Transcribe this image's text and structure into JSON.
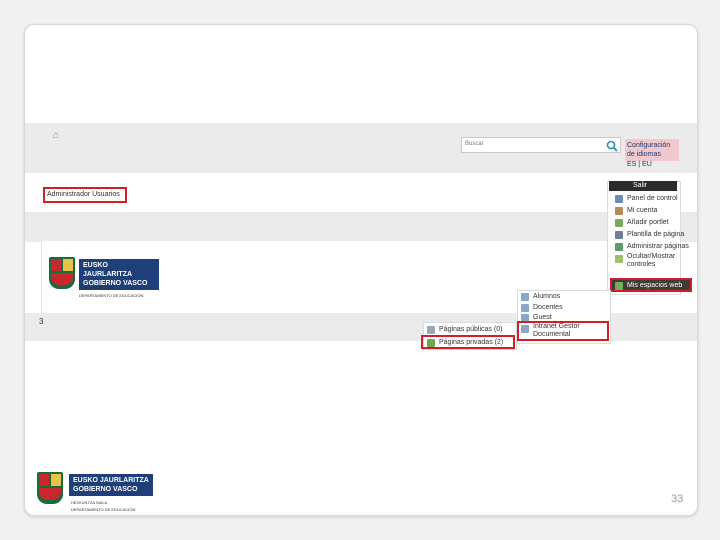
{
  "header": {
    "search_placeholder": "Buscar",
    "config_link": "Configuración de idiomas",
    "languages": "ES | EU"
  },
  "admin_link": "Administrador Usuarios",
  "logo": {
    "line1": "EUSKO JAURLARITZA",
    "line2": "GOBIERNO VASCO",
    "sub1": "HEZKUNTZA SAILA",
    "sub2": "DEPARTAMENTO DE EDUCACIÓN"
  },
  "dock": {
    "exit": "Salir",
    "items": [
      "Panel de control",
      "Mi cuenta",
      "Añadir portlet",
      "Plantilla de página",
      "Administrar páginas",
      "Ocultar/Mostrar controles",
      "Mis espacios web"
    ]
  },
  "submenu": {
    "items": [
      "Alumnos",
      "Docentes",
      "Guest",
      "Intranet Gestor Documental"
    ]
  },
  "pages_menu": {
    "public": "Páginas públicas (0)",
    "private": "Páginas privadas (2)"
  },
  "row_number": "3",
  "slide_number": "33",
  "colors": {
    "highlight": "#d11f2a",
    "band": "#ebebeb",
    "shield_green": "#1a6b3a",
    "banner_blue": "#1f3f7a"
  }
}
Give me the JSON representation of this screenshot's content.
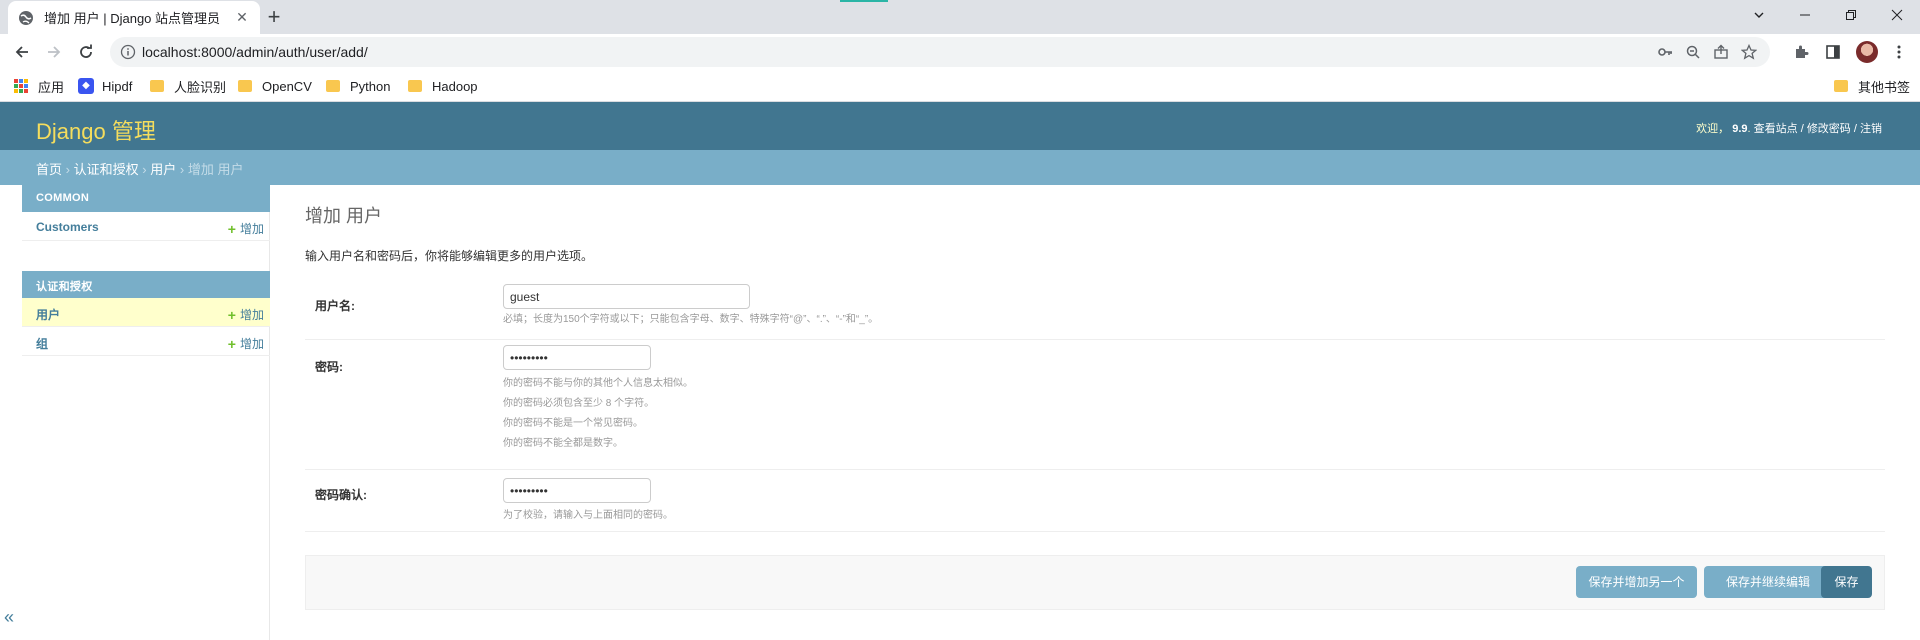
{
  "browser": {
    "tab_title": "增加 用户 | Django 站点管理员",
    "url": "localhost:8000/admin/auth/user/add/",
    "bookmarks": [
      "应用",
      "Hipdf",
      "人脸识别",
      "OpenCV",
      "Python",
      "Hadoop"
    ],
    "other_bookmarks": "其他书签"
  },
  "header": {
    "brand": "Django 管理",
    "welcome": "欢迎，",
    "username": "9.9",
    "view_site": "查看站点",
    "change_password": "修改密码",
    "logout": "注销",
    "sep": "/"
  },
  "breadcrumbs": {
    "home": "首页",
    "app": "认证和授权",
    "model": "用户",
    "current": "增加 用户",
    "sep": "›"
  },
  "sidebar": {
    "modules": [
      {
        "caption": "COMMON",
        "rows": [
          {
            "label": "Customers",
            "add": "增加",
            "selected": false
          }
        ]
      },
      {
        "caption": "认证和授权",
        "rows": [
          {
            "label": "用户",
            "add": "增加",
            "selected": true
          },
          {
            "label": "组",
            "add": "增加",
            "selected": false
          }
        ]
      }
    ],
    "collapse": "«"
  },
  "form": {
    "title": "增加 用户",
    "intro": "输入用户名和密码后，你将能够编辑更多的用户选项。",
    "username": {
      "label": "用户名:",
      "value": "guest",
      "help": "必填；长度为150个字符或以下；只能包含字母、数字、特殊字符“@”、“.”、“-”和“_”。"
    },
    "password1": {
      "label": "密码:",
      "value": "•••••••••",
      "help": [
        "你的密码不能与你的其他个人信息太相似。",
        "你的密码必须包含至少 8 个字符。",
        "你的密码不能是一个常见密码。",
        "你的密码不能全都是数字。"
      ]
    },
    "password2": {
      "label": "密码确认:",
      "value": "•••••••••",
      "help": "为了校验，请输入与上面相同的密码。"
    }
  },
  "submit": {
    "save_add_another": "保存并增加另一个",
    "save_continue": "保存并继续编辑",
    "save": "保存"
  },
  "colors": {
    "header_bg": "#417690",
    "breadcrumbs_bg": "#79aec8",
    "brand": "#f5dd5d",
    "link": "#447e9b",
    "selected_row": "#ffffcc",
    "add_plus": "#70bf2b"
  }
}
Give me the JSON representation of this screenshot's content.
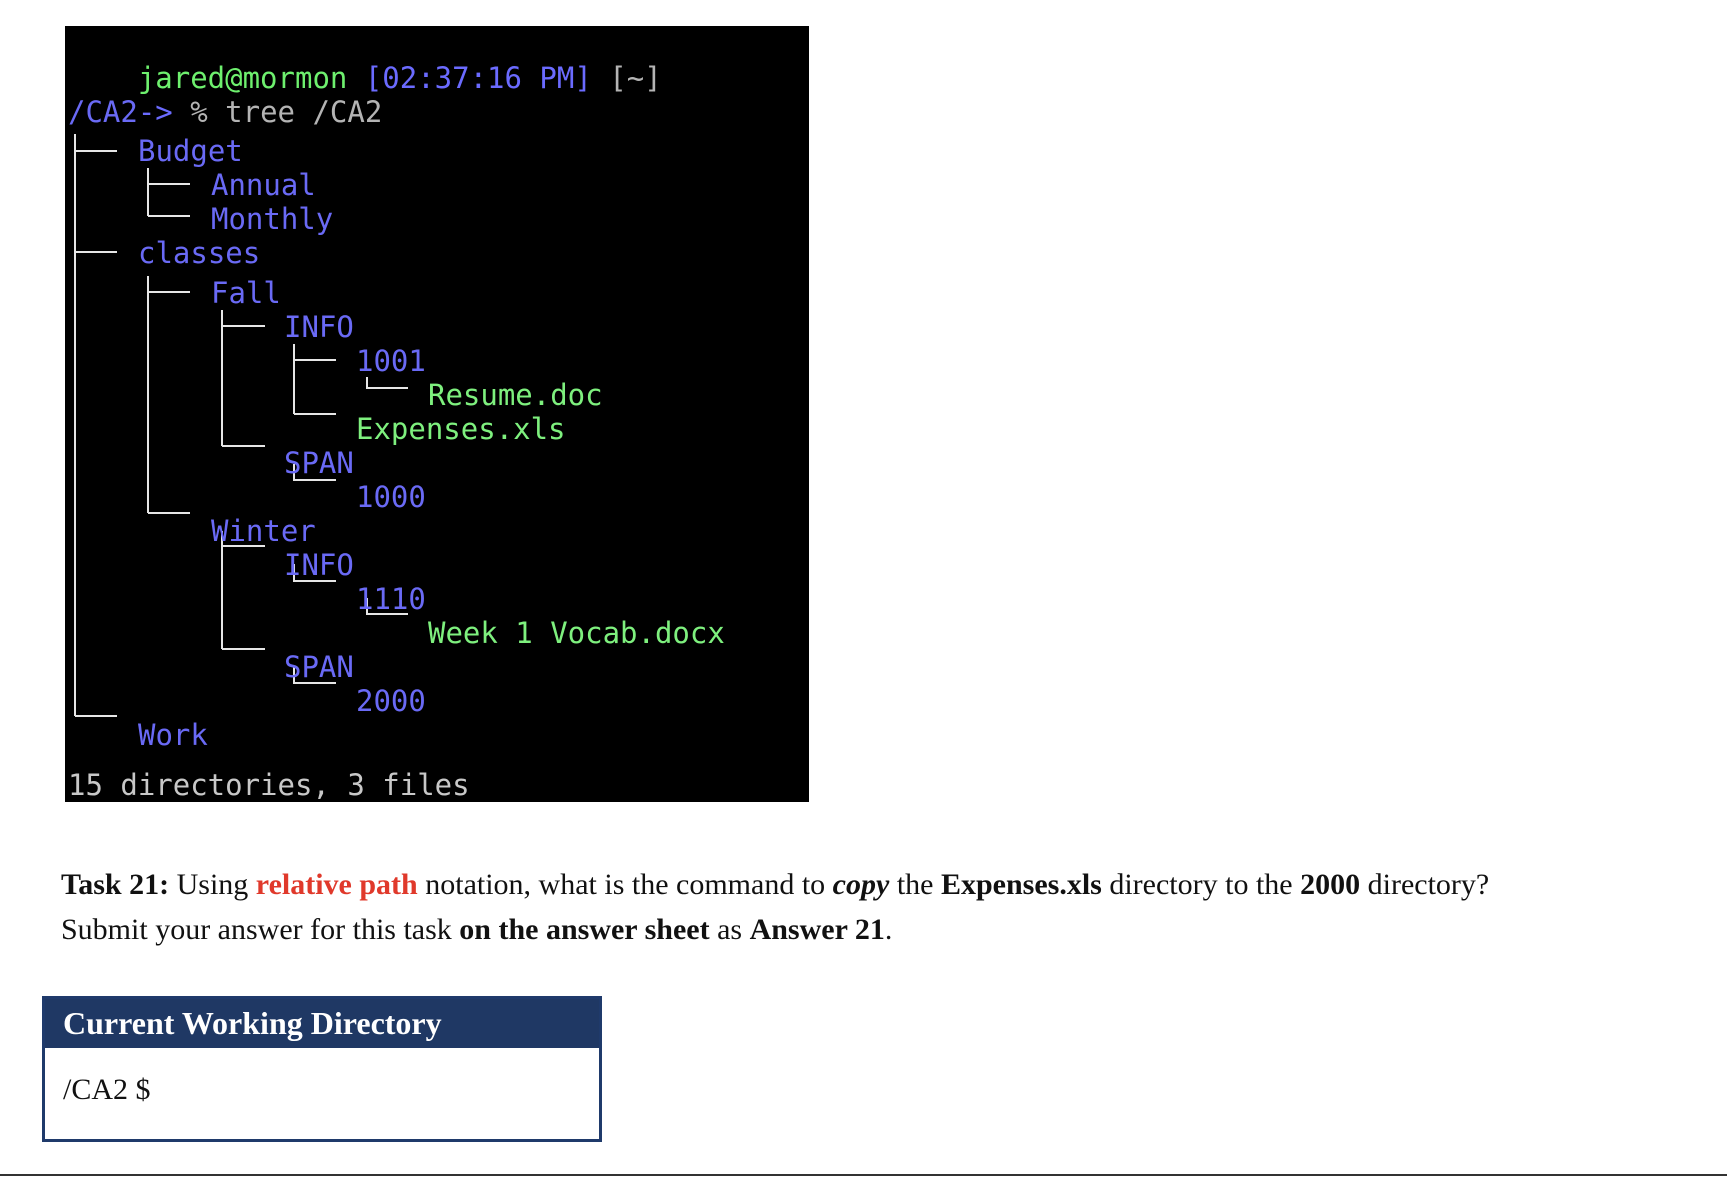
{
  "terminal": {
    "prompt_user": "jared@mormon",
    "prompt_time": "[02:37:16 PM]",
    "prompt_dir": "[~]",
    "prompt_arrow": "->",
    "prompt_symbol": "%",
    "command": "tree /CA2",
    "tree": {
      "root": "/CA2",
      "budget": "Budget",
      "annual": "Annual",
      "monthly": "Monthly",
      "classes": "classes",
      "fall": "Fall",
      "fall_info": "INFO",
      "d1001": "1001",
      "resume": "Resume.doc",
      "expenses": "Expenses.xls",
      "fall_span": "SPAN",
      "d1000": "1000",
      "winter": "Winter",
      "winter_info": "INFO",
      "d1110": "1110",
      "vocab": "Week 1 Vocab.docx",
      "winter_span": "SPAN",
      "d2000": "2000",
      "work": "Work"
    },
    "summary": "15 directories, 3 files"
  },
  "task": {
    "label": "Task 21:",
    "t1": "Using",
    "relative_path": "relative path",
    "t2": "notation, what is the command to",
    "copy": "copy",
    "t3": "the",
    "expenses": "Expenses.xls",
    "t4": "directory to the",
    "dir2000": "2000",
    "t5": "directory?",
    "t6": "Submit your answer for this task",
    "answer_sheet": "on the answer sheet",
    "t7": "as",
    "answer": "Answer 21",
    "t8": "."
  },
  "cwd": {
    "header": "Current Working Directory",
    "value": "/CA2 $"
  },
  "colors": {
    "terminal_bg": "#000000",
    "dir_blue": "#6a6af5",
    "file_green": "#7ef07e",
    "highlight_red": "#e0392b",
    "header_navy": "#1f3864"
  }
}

**SET EXERCISE:**
None of the pictures should appear; repeat the records exactly otherwise.

**RESPONSE TO THE EXERCISE:**
Transcribe this image's text and structure into JSON.
{
  "header": {
    "search_placeholder": "Buscar",
    "config_link": "Configuración de idiomas",
    "languages": "ES | EU"
  },
  "admin_link": "Administrador Usuarios",
  "logo": {
    "line1": "EUSKO JAURLARITZA",
    "line2": "GOBIERNO VASCO",
    "sub1": "HEZKUNTZA SAILA",
    "sub2": "DEPARTAMENTO DE EDUCACIÓN"
  },
  "dock": {
    "exit": "Salir",
    "items": [
      "Panel de control",
      "Mi cuenta",
      "Añadir portlet",
      "Plantilla de página",
      "Administrar páginas",
      "Ocultar/Mostrar controles",
      "Mis espacios web"
    ]
  },
  "submenu": {
    "items": [
      "Alumnos",
      "Docentes",
      "Guest",
      "Intranet Gestor Documental"
    ]
  },
  "pages_menu": {
    "public": "Páginas públicas (0)",
    "private": "Páginas privadas (2)"
  },
  "row_number": "3",
  "slide_number": "33",
  "colors": {
    "highlight": "#d11f2a",
    "band": "#ebebeb",
    "shield_green": "#1a6b3a",
    "banner_blue": "#1f3f7a"
  }
}
Give me the JSON representation of this screenshot's content.
{
  "browser": {
    "tab_title": "增加 用户 | Django 站点管理员",
    "url": "localhost:8000/admin/auth/user/add/",
    "bookmarks": [
      "应用",
      "Hipdf",
      "人脸识别",
      "OpenCV",
      "Python",
      "Hadoop"
    ],
    "other_bookmarks": "其他书签"
  },
  "header": {
    "brand": "Django 管理",
    "welcome": "欢迎，",
    "username": "9.9",
    "view_site": "查看站点",
    "change_password": "修改密码",
    "logout": "注销",
    "sep": "/"
  },
  "breadcrumbs": {
    "home": "首页",
    "app": "认证和授权",
    "model": "用户",
    "current": "增加 用户",
    "sep": "›"
  },
  "sidebar": {
    "modules": [
      {
        "caption": "COMMON",
        "rows": [
          {
            "label": "Customers",
            "add": "增加",
            "selected": false
          }
        ]
      },
      {
        "caption": "认证和授权",
        "rows": [
          {
            "label": "用户",
            "add": "增加",
            "selected": true
          },
          {
            "label": "组",
            "add": "增加",
            "selected": false
          }
        ]
      }
    ],
    "collapse": "«"
  },
  "form": {
    "title": "增加 用户",
    "intro": "输入用户名和密码后，你将能够编辑更多的用户选项。",
    "username": {
      "label": "用户名:",
      "value": "guest",
      "help": "必填；长度为150个字符或以下；只能包含字母、数字、特殊字符“@”、“.”、“-”和“_”。"
    },
    "password1": {
      "label": "密码:",
      "value": "•••••••••",
      "help": [
        "你的密码不能与你的其他个人信息太相似。",
        "你的密码必须包含至少 8 个字符。",
        "你的密码不能是一个常见密码。",
        "你的密码不能全都是数字。"
      ]
    },
    "password2": {
      "label": "密码确认:",
      "value": "•••••••••",
      "help": "为了校验，请输入与上面相同的密码。"
    }
  },
  "submit": {
    "save_add_another": "保存并增加另一个",
    "save_continue": "保存并继续编辑",
    "save": "保存"
  },
  "colors": {
    "header_bg": "#417690",
    "breadcrumbs_bg": "#79aec8",
    "brand": "#f5dd5d",
    "link": "#447e9b",
    "selected_row": "#ffffcc",
    "add_plus": "#70bf2b"
  }
}
Give me the JSON representation of this screenshot's content.
{
  "terminal": {
    "prompt_user": "jared@mormon",
    "prompt_time": "[02:37:16 PM]",
    "prompt_dir": "[~]",
    "prompt_arrow": "->",
    "prompt_symbol": "%",
    "command": "tree /CA2",
    "tree": {
      "root": "/CA2",
      "budget": "Budget",
      "annual": "Annual",
      "monthly": "Monthly",
      "classes": "classes",
      "fall": "Fall",
      "fall_info": "INFO",
      "d1001": "1001",
      "resume": "Resume.doc",
      "expenses": "Expenses.xls",
      "fall_span": "SPAN",
      "d1000": "1000",
      "winter": "Winter",
      "winter_info": "INFO",
      "d1110": "1110",
      "vocab": "Week 1 Vocab.docx",
      "winter_span": "SPAN",
      "d2000": "2000",
      "work": "Work"
    },
    "summary": "15 directories, 3 files"
  },
  "task": {
    "label": "Task 21:",
    "t1": "Using",
    "relative_path": "relative path",
    "t2": "notation, what is the command to",
    "copy": "copy",
    "t3": "the",
    "expenses": "Expenses.xls",
    "t4": "directory to the",
    "dir2000": "2000",
    "t5": "directory?",
    "t6": "Submit your answer for this task",
    "answer_sheet": "on the answer sheet",
    "t7": "as",
    "answer": "Answer 21",
    "t8": "."
  },
  "cwd": {
    "header": "Current Working Directory",
    "value": "/CA2 $"
  },
  "colors": {
    "terminal_bg": "#000000",
    "dir_blue": "#6a6af5",
    "file_green": "#7ef07e",
    "highlight_red": "#e0392b",
    "header_navy": "#1f3864"
  }
}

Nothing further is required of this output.